* Given exercise *
Copy every line of the records below word for word.

* Data listing *
— Start —
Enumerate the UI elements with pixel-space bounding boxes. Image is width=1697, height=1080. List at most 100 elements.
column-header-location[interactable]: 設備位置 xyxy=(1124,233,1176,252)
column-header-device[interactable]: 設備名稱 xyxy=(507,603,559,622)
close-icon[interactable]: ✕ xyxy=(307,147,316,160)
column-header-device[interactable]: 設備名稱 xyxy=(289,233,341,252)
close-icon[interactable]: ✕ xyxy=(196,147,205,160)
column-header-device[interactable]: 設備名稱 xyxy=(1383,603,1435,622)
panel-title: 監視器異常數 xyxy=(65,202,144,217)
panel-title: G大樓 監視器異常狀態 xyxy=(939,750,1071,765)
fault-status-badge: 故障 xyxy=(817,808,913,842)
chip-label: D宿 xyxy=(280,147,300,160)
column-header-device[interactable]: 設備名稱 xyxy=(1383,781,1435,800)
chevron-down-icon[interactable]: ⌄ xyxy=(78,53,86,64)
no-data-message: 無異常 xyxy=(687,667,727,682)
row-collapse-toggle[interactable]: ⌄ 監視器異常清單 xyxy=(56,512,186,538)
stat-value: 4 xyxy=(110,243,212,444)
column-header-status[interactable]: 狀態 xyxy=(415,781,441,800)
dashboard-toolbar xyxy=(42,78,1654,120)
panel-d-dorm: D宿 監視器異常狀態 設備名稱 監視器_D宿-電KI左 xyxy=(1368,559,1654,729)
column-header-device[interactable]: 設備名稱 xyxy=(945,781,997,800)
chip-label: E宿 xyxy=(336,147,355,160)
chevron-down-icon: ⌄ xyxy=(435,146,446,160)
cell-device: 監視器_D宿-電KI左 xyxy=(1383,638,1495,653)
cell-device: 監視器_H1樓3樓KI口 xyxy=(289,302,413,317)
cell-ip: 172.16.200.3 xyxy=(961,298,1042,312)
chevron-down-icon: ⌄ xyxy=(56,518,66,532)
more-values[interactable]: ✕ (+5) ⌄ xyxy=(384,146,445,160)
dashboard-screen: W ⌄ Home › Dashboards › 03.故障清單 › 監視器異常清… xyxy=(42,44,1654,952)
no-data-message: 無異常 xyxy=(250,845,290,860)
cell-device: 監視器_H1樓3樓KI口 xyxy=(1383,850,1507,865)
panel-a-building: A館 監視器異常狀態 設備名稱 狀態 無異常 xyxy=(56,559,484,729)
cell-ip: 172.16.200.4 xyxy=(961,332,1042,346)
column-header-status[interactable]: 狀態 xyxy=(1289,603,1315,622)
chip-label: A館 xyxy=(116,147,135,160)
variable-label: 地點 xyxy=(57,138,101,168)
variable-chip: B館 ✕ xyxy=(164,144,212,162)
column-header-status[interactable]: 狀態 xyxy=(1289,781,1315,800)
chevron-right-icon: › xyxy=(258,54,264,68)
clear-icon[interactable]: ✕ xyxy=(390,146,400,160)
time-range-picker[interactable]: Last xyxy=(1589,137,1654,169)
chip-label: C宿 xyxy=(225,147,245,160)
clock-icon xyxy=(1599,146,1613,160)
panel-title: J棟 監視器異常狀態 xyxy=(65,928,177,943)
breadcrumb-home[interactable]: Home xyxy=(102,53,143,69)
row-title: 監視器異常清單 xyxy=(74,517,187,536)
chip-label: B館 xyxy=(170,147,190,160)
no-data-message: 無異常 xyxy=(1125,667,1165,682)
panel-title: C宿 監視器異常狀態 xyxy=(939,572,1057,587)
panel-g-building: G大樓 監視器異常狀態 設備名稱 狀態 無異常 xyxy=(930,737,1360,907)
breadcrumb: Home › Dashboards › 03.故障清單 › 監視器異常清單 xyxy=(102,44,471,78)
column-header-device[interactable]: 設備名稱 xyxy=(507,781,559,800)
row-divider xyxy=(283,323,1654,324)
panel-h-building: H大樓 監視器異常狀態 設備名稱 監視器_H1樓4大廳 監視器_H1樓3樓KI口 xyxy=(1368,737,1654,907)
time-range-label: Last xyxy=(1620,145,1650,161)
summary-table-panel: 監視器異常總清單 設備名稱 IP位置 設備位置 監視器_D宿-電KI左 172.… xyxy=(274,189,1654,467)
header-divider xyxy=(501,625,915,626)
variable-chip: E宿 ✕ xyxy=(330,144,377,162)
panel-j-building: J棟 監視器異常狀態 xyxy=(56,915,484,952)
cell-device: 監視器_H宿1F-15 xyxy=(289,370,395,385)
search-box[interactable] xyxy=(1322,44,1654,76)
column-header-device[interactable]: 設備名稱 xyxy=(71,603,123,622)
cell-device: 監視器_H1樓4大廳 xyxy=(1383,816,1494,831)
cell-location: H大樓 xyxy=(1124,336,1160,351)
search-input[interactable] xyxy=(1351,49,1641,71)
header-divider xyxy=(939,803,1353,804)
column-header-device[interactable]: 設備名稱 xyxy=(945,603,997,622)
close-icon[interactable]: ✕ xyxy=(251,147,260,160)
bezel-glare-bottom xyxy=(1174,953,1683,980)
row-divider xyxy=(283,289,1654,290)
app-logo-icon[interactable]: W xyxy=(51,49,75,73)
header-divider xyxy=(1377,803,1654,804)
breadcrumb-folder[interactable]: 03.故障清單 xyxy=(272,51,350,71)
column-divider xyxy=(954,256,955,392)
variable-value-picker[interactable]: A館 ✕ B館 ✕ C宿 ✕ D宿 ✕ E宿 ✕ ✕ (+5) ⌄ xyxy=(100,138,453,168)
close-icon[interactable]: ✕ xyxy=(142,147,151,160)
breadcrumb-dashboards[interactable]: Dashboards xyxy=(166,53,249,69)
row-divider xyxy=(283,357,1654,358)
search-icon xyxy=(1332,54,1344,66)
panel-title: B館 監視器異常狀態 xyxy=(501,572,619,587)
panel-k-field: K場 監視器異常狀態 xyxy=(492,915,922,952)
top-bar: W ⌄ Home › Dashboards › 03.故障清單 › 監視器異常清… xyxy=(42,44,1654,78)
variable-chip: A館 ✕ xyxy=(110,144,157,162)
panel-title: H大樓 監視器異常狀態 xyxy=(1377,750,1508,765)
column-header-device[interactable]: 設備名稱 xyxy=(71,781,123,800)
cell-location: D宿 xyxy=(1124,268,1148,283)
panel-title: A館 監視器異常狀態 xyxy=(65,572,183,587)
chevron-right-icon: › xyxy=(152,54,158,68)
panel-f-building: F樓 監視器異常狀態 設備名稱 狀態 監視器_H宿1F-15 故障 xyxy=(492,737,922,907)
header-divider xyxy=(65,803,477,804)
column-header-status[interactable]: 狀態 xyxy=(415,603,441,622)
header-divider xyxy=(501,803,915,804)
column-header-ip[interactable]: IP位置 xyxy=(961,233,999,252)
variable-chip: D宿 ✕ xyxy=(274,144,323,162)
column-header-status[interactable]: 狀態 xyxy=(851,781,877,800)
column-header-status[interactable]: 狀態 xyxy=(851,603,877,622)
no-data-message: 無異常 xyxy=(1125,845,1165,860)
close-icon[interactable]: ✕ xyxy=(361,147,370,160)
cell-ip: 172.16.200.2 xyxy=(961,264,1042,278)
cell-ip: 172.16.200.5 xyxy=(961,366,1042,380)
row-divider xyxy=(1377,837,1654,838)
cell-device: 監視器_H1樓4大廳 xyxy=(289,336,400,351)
— End —
* Answer to the task *
Enumerate the UI elements with pixel-space bounding boxes. Image is width=1697, height=1080. List at most 100 elements.
column-header-location[interactable]: 設備位置 xyxy=(1124,233,1176,252)
column-header-device[interactable]: 設備名稱 xyxy=(507,603,559,622)
close-icon[interactable]: ✕ xyxy=(307,147,316,160)
column-header-device[interactable]: 設備名稱 xyxy=(289,233,341,252)
close-icon[interactable]: ✕ xyxy=(196,147,205,160)
column-header-device[interactable]: 設備名稱 xyxy=(1383,603,1435,622)
panel-title: 監視器異常數 xyxy=(65,202,144,217)
panel-title: G大樓 監視器異常狀態 xyxy=(939,750,1071,765)
fault-status-badge: 故障 xyxy=(817,808,913,842)
chip-label: D宿 xyxy=(280,147,300,160)
column-header-device[interactable]: 設備名稱 xyxy=(1383,781,1435,800)
chevron-down-icon[interactable]: ⌄ xyxy=(78,53,86,64)
no-data-message: 無異常 xyxy=(687,667,727,682)
row-collapse-toggle[interactable]: ⌄ 監視器異常清單 xyxy=(56,512,186,538)
stat-value: 4 xyxy=(110,243,212,444)
column-header-status[interactable]: 狀態 xyxy=(415,781,441,800)
dashboard-toolbar xyxy=(42,78,1654,120)
panel-d-dorm: D宿 監視器異常狀態 設備名稱 監視器_D宿-電KI左 xyxy=(1368,559,1654,729)
column-header-device[interactable]: 設備名稱 xyxy=(945,781,997,800)
chip-label: E宿 xyxy=(336,147,355,160)
chevron-down-icon: ⌄ xyxy=(435,146,446,160)
cell-device: 監視器_D宿-電KI左 xyxy=(1383,638,1495,653)
cell-device: 監視器_H1樓3樓KI口 xyxy=(289,302,413,317)
cell-ip: 172.16.200.3 xyxy=(961,298,1042,312)
chevron-down-icon: ⌄ xyxy=(56,518,66,532)
more-values[interactable]: ✕ (+5) ⌄ xyxy=(384,146,445,160)
dashboard-screen: W ⌄ Home › Dashboards › 03.故障清單 › 監視器異常清… xyxy=(42,44,1654,952)
no-data-message: 無異常 xyxy=(250,845,290,860)
cell-device: 監視器_H1樓3樓KI口 xyxy=(1383,850,1507,865)
panel-a-building: A館 監視器異常狀態 設備名稱 狀態 無異常 xyxy=(56,559,484,729)
cell-ip: 172.16.200.4 xyxy=(961,332,1042,346)
column-header-status[interactable]: 狀態 xyxy=(1289,603,1315,622)
chip-label: A館 xyxy=(116,147,135,160)
variable-label: 地點 xyxy=(57,138,101,168)
variable-chip: B館 ✕ xyxy=(164,144,212,162)
column-header-status[interactable]: 狀態 xyxy=(1289,781,1315,800)
chevron-right-icon: › xyxy=(258,54,264,68)
clear-icon[interactable]: ✕ xyxy=(390,146,400,160)
time-range-picker[interactable]: Last xyxy=(1589,137,1654,169)
chip-label: C宿 xyxy=(225,147,245,160)
clock-icon xyxy=(1599,146,1613,160)
panel-title: J棟 監視器異常狀態 xyxy=(65,928,177,943)
breadcrumb-home[interactable]: Home xyxy=(102,53,143,69)
row-title: 監視器異常清單 xyxy=(74,517,187,536)
chip-label: B館 xyxy=(170,147,190,160)
no-data-message: 無異常 xyxy=(1125,667,1165,682)
panel-title: C宿 監視器異常狀態 xyxy=(939,572,1057,587)
panel-g-building: G大樓 監視器異常狀態 設備名稱 狀態 無異常 xyxy=(930,737,1360,907)
breadcrumb: Home › Dashboards › 03.故障清單 › 監視器異常清單 xyxy=(102,44,471,78)
column-header-device[interactable]: 設備名稱 xyxy=(507,781,559,800)
row-divider xyxy=(283,323,1654,324)
panel-h-building: H大樓 監視器異常狀態 設備名稱 監視器_H1樓4大廳 監視器_H1樓3樓KI口 xyxy=(1368,737,1654,907)
time-range-label: Last xyxy=(1620,145,1650,161)
summary-table-panel: 監視器異常總清單 設備名稱 IP位置 設備位置 監視器_D宿-電KI左 172.… xyxy=(274,189,1654,467)
header-divider xyxy=(501,625,915,626)
variable-chip: E宿 ✕ xyxy=(330,144,377,162)
panel-j-building: J棟 監視器異常狀態 xyxy=(56,915,484,952)
cell-device: 監視器_H宿1F-15 xyxy=(289,370,395,385)
search-box[interactable] xyxy=(1322,44,1654,76)
column-header-device[interactable]: 設備名稱 xyxy=(71,603,123,622)
cell-device: 監視器_H1樓4大廳 xyxy=(1383,816,1494,831)
cell-location: H大樓 xyxy=(1124,336,1160,351)
search-input[interactable] xyxy=(1351,49,1641,71)
header-divider xyxy=(939,803,1353,804)
column-header-device[interactable]: 設備名稱 xyxy=(945,603,997,622)
close-icon[interactable]: ✕ xyxy=(251,147,260,160)
bezel-glare-bottom xyxy=(1174,953,1683,980)
row-divider xyxy=(283,289,1654,290)
app-logo-icon[interactable]: W xyxy=(51,49,75,73)
header-divider xyxy=(1377,803,1654,804)
breadcrumb-folder[interactable]: 03.故障清單 xyxy=(272,51,350,71)
column-divider xyxy=(954,256,955,392)
variable-value-picker[interactable]: A館 ✕ B館 ✕ C宿 ✕ D宿 ✕ E宿 ✕ ✕ (+5) ⌄ xyxy=(100,138,453,168)
close-icon[interactable]: ✕ xyxy=(142,147,151,160)
breadcrumb-dashboards[interactable]: Dashboards xyxy=(166,53,249,69)
row-divider xyxy=(283,357,1654,358)
search-icon xyxy=(1332,54,1344,66)
panel-title: B館 監視器異常狀態 xyxy=(501,572,619,587)
panel-k-field: K場 監視器異常狀態 xyxy=(492,915,922,952)
top-bar: W ⌄ Home › Dashboards › 03.故障清單 › 監視器異常清… xyxy=(42,44,1654,78)
variable-chip: A館 ✕ xyxy=(110,144,157,162)
panel-title: H大樓 監視器異常狀態 xyxy=(1377,750,1508,765)
column-header-device[interactable]: 設備名稱 xyxy=(71,781,123,800)
cell-location: D宿 xyxy=(1124,268,1148,283)
panel-title: A館 監視器異常狀態 xyxy=(65,572,183,587)
chevron-right-icon: › xyxy=(152,54,158,68)
panel-f-building: F樓 監視器異常狀態 設備名稱 狀態 監視器_H宿1F-15 故障 xyxy=(492,737,922,907)
header-divider xyxy=(65,803,477,804)
column-header-status[interactable]: 狀態 xyxy=(415,603,441,622)
header-divider xyxy=(501,803,915,804)
column-header-ip[interactable]: IP位置 xyxy=(961,233,999,252)
variable-chip: D宿 ✕ xyxy=(274,144,323,162)
column-header-status[interactable]: 狀態 xyxy=(851,781,877,800)
column-header-status[interactable]: 狀態 xyxy=(851,603,877,622)
no-data-message: 無異常 xyxy=(1125,845,1165,860)
close-icon[interactable]: ✕ xyxy=(361,147,370,160)
cell-ip: 172.16.200.2 xyxy=(961,264,1042,278)
cell-ip: 172.16.200.5 xyxy=(961,366,1042,380)
row-divider xyxy=(1377,837,1654,838)
cell-device: 監視器_H1樓4大廳 xyxy=(289,336,400,351)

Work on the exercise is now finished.